■ WHAT YOU SHOULD DO
Will you extract the entries word for word? Images should not appear in the copy.

■ THE RECORDS
- - - -
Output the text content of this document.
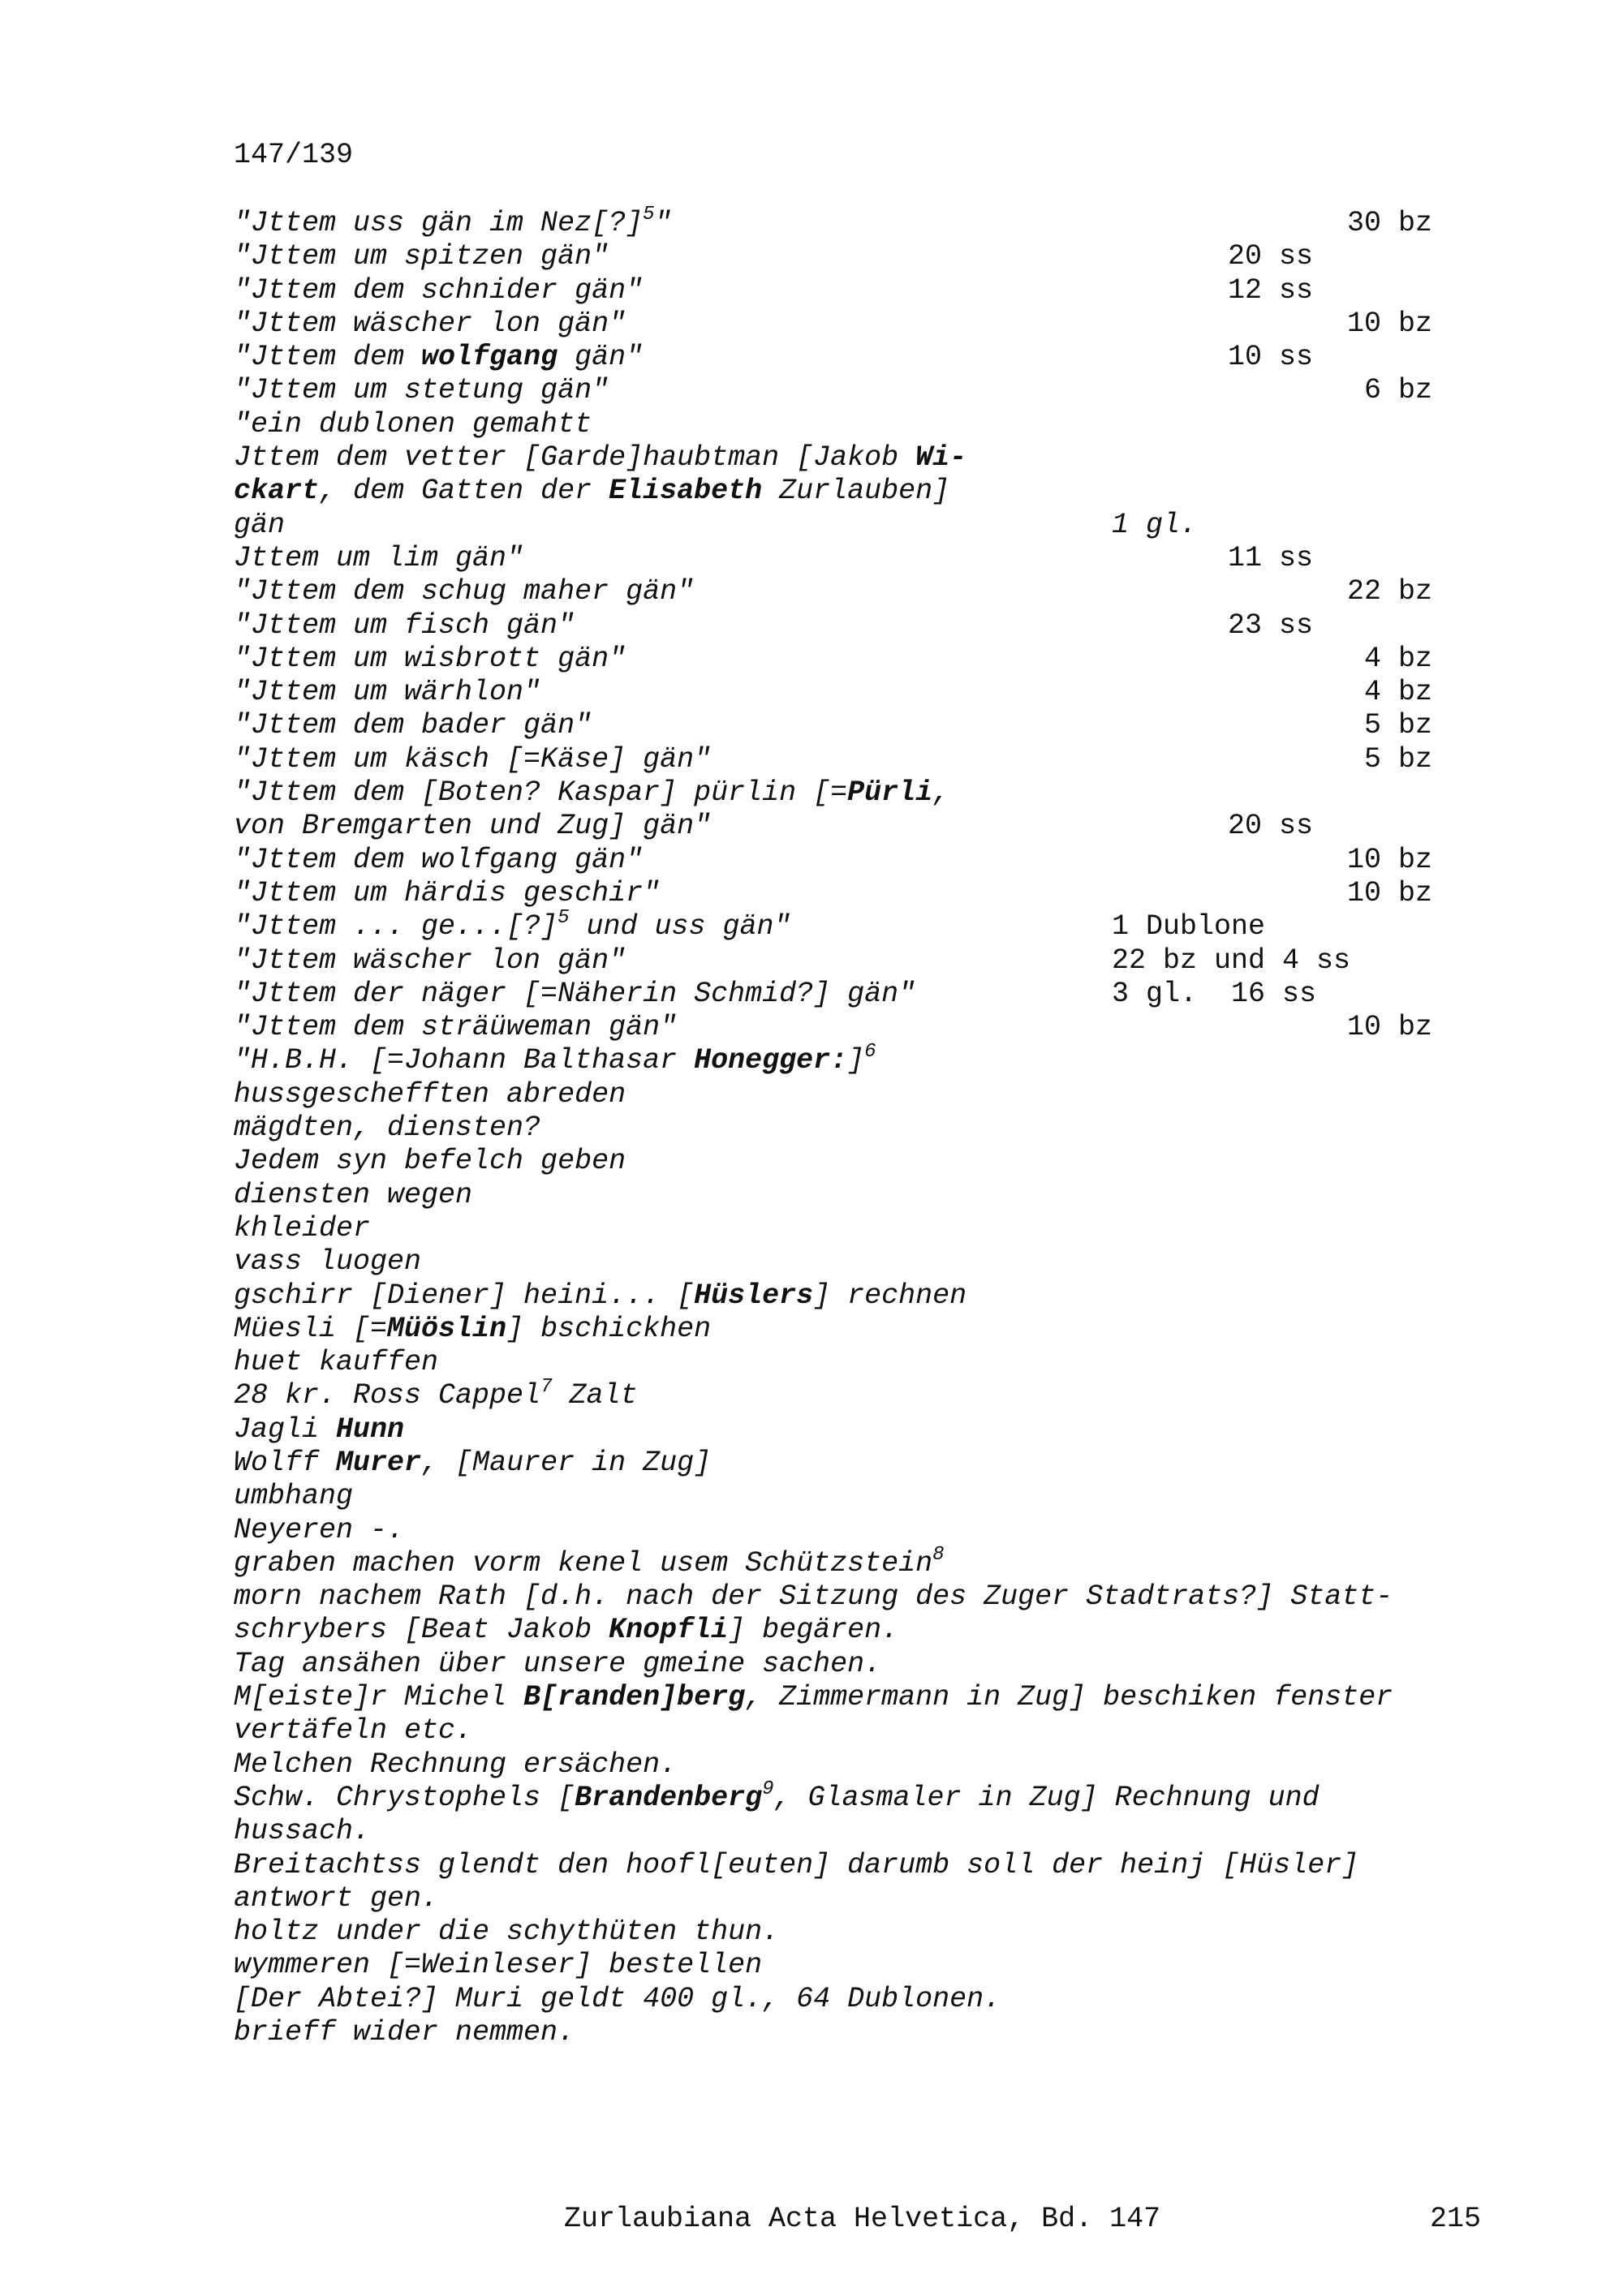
147/139
"Jttem uss gän im Nez[?]$^5$"	30 bz
"Jttem um spitzen gän"	20 ss
"Jttem dem schnider gän"	12 ss
"Jttem wäscher lon gän"	10 bz
"Jttem dem wolfgang gän"	10 ss
"Jttem um stetung gän"	6 bz
"ein dublonen gemahtt
Jttem dem vetter [Garde]haubtman [Jakob Wi-
ckart, dem Gatten der Elisabeth Zurlauben]
gän	1 gl.
Jttem um lim gän"	11 ss
"Jttem dem schug maher gän"	22 bz
"Jttem um fisch gän"	23 ss
"Jttem um wisbrott gän"	4 bz
"Jttem um wärhlon"	4 bz
"Jttem dem bader gän"	5 bz
"Jttem um käsch [=Käse] gän"	5 bz
"Jttem dem [Boten? Kaspar] pürlin [=Pürli,
von Bremgarten und Zug] gän"	20 ss
"Jttem dem wolfgang gän"	10 bz
"Jttem um härdis geschir"	10 bz
"Jttem ... ge...[?]$^5$ und uss gän"	1 Dublone
"Jttem wäscher lon gän"	22 bz und 4 ss
"Jttem der näger [=Näherin Schmid?] gän"	3 gl.  16 ss
"Jttem dem sträüweman gän"	10 bz
"H.B.H. [=Johann Balthasar Honegger:]$^6$
hussgeschefften abreden
mägdten, diensten?
Jedem syn befelch geben
diensten wegen
khleider
vass luogen
gschirr [Diener] heini... [Hüslers] rechnen
Müesli [=Müöslin] bschickhen
huet kauffen
28 kr. Ross Cappel$^7$ Zalt
Jagli Hunn
Wolff Murer, [Maurer in Zug]
umbhang
Neyeren -.
graben machen vorm kenel usem Schützstein$^8$
morn nachem Rath [d.h. nach der Sitzung des Zuger Stadtrats?] Statt-
schrybers [Beat Jakob Knopfli] begären.
Tag ansähen über unsere gmeine sachen.
M[eiste]r Michel B[randen]berg, Zimmermann in Zug] beschiken fenster
vertäfeln etc.
Melchen Rechnung ersächen.
Schw. Chrystophels [Brandenberg$^9$, Glasmaler in Zug] Rechnung und
hussach.
Breitachtss glendt den hoofl[euten] darumb soll der heinj [Hüsler]
antwort gen.
holtz under die schythüten thun.
wymmeren [=Weinleser] bestellen
[Der Abtei?] Muri geldt 400 gl., 64 Dublonen.
brieff wider nemmen.
Zurlaubiana Acta Helvetica, Bd. 147	215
- - - -
■ THE SOLUTION
Output the text content of this document.
147/139
"Jttem uss gän im Nez[?]$^5$"	30 bz
"Jttem um spitzen gän"	20 ss
"Jttem dem schnider gän"	12 ss
"Jttem wäscher lon gän"	10 bz
"Jttem dem wolfgang gän"	10 ss
"Jttem um stetung gän"	6 bz
"ein dublonen gemahtt
Jttem dem vetter [Garde]haubtman [Jakob Wi-
ckart, dem Gatten der Elisabeth Zurlauben]
gän	1 gl.
Jttem um lim gän"	11 ss
"Jttem dem schug maher gän"	22 bz
"Jttem um fisch gän"	23 ss
"Jttem um wisbrott gän"	4 bz
"Jttem um wärhlon"	4 bz
"Jttem dem bader gän"	5 bz
"Jttem um käsch [=Käse] gän"	5 bz
"Jttem dem [Boten? Kaspar] pürlin [=Pürli,
von Bremgarten und Zug] gän"	20 ss
"Jttem dem wolfgang gän"	10 bz
"Jttem um härdis geschir"	10 bz
"Jttem ... ge...[?]$^5$ und uss gän"	1 Dublone
"Jttem wäscher lon gän"	22 bz und 4 ss
"Jttem der näger [=Näherin Schmid?] gän"	3 gl.  16 ss
"Jttem dem sträüweman gän"	10 bz
"H.B.H. [=Johann Balthasar Honegger:]$^6$
hussgeschefften abreden
mägdten, diensten?
Jedem syn befelch geben
diensten wegen
khleider
vass luogen
gschirr [Diener] heini... [Hüslers] rechnen
Müesli [=Müöslin] bschickhen
huet kauffen
28 kr. Ross Cappel$^7$ Zalt
Jagli Hunn
Wolff Murer, [Maurer in Zug]
umbhang
Neyeren -.
graben machen vorm kenel usem Schützstein$^8$
morn nachem Rath [d.h. nach der Sitzung des Zuger Stadtrats?] Statt-
schrybers [Beat Jakob Knopfli] begären.
Tag ansähen über unsere gmeine sachen.
M[eiste]r Michel B[randen]berg, Zimmermann in Zug] beschiken fenster
vertäfeln etc.
Melchen Rechnung ersächen.
Schw. Chrystophels [Brandenberg$^9$, Glasmaler in Zug] Rechnung und
hussach.
Breitachtss glendt den hoofl[euten] darumb soll der heinj [Hüsler]
antwort gen.
holtz under die schythüten thun.
wymmeren [=Weinleser] bestellen
[Der Abtei?] Muri geldt 400 gl., 64 Dublonen.
brieff wider nemmen.
Zurlaubiana Acta Helvetica, Bd. 147	215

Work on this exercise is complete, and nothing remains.